_Problem details:_
Copy the rows below without any change, from the row containing "svg-text:7: 7 <box>110 906 116 918</box>" through the row containing "svg-text:0: 0 <box>783 975 789 987</box>", with both of those rows included.
## BEGIN Given data
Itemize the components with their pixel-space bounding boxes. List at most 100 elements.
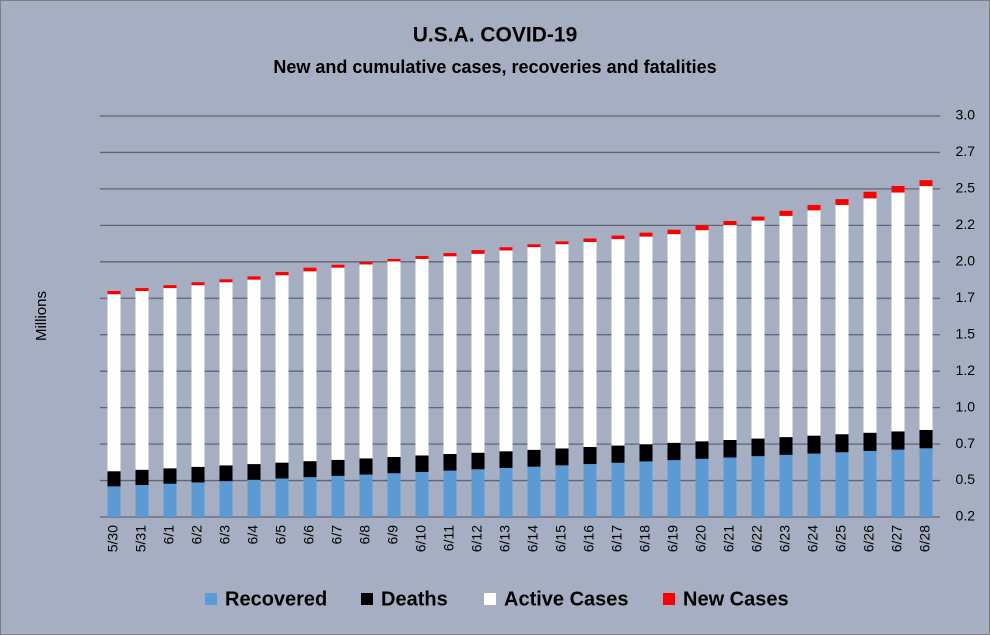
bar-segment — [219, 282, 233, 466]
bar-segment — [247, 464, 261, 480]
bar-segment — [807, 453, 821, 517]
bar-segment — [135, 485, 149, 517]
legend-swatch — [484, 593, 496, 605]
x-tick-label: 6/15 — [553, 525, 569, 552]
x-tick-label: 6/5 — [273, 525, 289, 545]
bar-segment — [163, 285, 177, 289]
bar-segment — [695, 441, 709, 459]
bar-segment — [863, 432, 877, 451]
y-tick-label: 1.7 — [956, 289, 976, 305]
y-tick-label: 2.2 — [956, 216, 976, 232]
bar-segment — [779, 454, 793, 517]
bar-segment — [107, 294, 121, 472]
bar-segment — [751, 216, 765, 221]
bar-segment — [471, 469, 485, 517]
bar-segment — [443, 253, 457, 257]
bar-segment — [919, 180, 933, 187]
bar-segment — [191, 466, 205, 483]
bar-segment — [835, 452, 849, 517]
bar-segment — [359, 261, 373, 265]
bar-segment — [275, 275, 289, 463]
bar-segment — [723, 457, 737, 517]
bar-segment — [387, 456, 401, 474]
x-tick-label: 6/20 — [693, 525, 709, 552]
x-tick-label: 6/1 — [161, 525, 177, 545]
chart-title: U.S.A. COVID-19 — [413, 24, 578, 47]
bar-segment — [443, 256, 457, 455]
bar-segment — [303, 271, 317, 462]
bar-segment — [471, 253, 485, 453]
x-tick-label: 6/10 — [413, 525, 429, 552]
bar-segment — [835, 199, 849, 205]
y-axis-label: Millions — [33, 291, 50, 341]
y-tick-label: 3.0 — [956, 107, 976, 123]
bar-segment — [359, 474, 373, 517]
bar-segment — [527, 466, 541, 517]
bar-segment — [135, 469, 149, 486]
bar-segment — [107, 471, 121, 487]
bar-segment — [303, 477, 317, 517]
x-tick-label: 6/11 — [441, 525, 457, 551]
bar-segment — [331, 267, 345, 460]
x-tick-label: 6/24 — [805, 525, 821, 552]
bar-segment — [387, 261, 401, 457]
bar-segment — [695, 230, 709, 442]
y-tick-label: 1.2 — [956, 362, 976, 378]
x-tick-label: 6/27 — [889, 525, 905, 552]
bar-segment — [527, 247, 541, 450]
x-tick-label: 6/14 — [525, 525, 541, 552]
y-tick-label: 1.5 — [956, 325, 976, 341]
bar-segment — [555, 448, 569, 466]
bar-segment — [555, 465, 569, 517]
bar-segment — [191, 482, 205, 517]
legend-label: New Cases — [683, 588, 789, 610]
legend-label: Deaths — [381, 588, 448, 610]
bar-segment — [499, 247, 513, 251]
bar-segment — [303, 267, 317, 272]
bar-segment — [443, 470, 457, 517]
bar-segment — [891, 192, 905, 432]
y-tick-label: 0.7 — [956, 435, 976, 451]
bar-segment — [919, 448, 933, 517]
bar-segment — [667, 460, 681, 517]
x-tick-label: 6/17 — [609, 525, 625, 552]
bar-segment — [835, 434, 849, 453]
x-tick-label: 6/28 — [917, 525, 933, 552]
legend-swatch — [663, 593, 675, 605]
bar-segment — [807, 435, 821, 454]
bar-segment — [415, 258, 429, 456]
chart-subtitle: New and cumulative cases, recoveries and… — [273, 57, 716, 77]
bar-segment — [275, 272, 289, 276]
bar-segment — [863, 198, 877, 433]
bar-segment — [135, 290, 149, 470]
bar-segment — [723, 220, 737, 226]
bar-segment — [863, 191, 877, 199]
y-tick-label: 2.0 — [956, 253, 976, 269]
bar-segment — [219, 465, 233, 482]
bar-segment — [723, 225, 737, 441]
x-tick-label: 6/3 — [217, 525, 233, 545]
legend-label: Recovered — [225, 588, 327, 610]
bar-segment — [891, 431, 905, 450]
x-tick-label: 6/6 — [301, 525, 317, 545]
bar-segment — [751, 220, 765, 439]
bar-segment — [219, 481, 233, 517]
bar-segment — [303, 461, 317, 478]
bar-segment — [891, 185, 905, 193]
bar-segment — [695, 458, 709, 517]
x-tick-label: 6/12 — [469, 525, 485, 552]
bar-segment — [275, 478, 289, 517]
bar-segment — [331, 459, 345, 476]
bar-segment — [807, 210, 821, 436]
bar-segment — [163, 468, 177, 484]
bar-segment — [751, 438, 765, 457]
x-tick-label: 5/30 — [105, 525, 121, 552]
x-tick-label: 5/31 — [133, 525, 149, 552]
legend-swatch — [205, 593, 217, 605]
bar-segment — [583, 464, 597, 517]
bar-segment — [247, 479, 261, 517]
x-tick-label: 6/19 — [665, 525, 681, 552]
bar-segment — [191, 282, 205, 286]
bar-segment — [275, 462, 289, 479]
## END Given data
## BEGIN Given data
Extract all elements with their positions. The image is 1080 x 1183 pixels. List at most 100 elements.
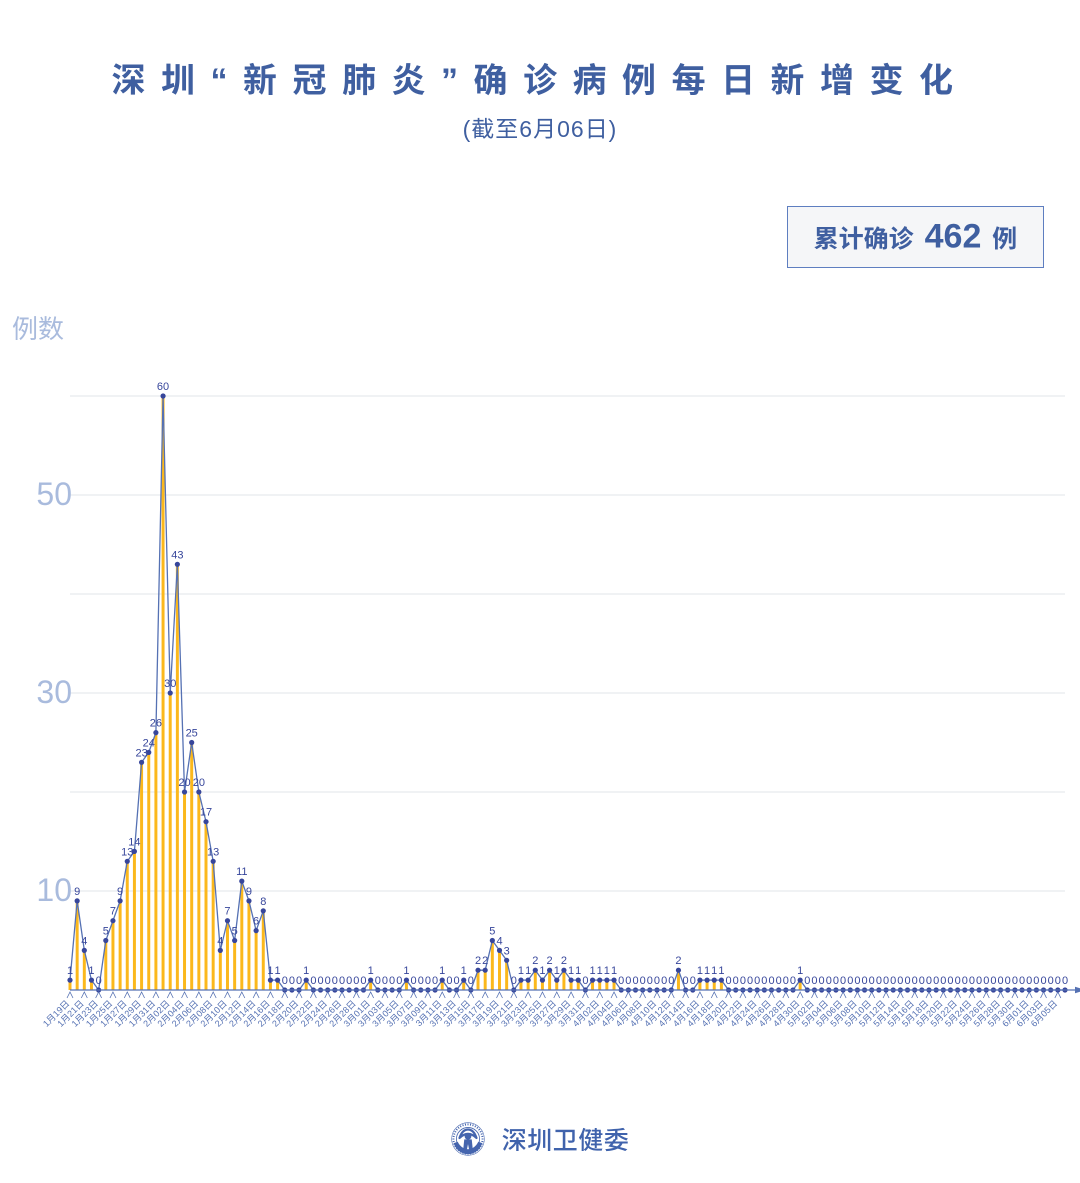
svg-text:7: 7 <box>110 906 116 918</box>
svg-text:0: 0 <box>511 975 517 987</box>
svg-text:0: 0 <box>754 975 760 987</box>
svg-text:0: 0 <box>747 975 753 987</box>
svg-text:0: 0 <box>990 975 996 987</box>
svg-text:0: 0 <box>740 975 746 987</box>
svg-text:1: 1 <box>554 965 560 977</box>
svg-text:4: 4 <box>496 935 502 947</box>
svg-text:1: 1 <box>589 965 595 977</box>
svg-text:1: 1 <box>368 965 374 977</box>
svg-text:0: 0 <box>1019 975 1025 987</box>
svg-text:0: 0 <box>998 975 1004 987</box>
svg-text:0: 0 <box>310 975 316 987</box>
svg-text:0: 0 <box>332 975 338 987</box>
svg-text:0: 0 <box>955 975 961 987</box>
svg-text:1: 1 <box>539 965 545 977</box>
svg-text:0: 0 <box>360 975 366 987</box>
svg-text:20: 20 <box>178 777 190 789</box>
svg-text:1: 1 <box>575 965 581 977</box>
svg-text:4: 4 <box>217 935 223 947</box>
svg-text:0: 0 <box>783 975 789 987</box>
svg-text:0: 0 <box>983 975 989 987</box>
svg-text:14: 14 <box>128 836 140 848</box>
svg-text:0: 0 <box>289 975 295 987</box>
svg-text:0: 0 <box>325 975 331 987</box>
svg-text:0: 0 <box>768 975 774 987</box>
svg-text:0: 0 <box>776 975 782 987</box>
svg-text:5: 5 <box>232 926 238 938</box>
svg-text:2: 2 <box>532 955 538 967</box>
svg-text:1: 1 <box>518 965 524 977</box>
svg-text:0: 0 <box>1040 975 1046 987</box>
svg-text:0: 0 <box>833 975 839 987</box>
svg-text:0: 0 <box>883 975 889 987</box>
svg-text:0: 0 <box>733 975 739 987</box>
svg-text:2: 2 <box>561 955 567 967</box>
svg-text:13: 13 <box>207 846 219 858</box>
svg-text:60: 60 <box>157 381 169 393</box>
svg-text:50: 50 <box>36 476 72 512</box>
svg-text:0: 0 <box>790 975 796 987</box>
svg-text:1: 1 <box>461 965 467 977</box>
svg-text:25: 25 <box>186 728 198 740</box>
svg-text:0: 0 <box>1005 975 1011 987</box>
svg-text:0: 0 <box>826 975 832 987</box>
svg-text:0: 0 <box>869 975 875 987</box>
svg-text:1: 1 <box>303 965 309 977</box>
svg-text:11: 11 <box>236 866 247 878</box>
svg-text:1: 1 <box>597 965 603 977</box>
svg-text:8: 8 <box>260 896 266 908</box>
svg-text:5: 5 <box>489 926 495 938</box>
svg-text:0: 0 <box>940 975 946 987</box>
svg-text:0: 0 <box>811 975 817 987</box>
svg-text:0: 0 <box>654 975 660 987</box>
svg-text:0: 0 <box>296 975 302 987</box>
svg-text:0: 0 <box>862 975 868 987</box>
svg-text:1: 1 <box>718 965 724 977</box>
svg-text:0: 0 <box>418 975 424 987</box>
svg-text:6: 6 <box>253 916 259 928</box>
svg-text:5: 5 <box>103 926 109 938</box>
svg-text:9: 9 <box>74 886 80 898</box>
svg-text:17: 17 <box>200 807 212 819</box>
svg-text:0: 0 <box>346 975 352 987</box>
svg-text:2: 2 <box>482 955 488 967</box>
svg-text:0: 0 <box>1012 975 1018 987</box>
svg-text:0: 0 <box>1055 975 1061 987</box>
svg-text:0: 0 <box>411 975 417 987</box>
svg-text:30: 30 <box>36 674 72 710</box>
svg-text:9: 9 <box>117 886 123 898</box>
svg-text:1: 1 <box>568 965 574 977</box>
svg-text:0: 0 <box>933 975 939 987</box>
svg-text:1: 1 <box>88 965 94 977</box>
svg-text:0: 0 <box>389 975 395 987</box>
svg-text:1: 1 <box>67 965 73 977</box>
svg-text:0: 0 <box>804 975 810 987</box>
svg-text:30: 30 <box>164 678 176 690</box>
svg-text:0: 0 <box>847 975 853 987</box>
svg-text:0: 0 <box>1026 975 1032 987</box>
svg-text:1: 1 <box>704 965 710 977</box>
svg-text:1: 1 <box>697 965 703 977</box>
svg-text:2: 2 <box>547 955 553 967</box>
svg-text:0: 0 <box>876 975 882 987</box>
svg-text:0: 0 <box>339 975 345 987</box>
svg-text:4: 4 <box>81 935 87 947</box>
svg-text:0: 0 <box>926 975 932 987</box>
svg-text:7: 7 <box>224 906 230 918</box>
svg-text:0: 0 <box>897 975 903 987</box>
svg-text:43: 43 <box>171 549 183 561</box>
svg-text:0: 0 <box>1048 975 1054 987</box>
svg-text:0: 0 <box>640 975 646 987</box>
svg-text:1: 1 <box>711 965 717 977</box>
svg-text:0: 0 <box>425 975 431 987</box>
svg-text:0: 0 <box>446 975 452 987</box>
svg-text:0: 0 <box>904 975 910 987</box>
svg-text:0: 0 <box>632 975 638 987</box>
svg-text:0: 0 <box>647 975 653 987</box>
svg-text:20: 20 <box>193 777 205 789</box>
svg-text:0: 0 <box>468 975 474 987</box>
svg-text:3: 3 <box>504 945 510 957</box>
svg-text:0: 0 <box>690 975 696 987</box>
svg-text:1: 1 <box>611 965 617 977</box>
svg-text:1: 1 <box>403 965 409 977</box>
## END Given data
_Output for this task:_
svg-text:7: 7 <box>110 906 116 918</box>
svg-text:0: 0 <box>511 975 517 987</box>
svg-text:0: 0 <box>754 975 760 987</box>
svg-text:0: 0 <box>747 975 753 987</box>
svg-text:0: 0 <box>990 975 996 987</box>
svg-text:0: 0 <box>740 975 746 987</box>
svg-text:1: 1 <box>554 965 560 977</box>
svg-text:4: 4 <box>496 935 502 947</box>
svg-text:1: 1 <box>589 965 595 977</box>
svg-text:1: 1 <box>368 965 374 977</box>
svg-text:0: 0 <box>1019 975 1025 987</box>
svg-text:0: 0 <box>998 975 1004 987</box>
svg-text:0: 0 <box>310 975 316 987</box>
svg-text:0: 0 <box>332 975 338 987</box>
svg-text:0: 0 <box>955 975 961 987</box>
svg-text:1: 1 <box>539 965 545 977</box>
svg-text:0: 0 <box>360 975 366 987</box>
svg-text:20: 20 <box>178 777 190 789</box>
svg-text:1: 1 <box>575 965 581 977</box>
svg-text:4: 4 <box>217 935 223 947</box>
svg-text:0: 0 <box>783 975 789 987</box>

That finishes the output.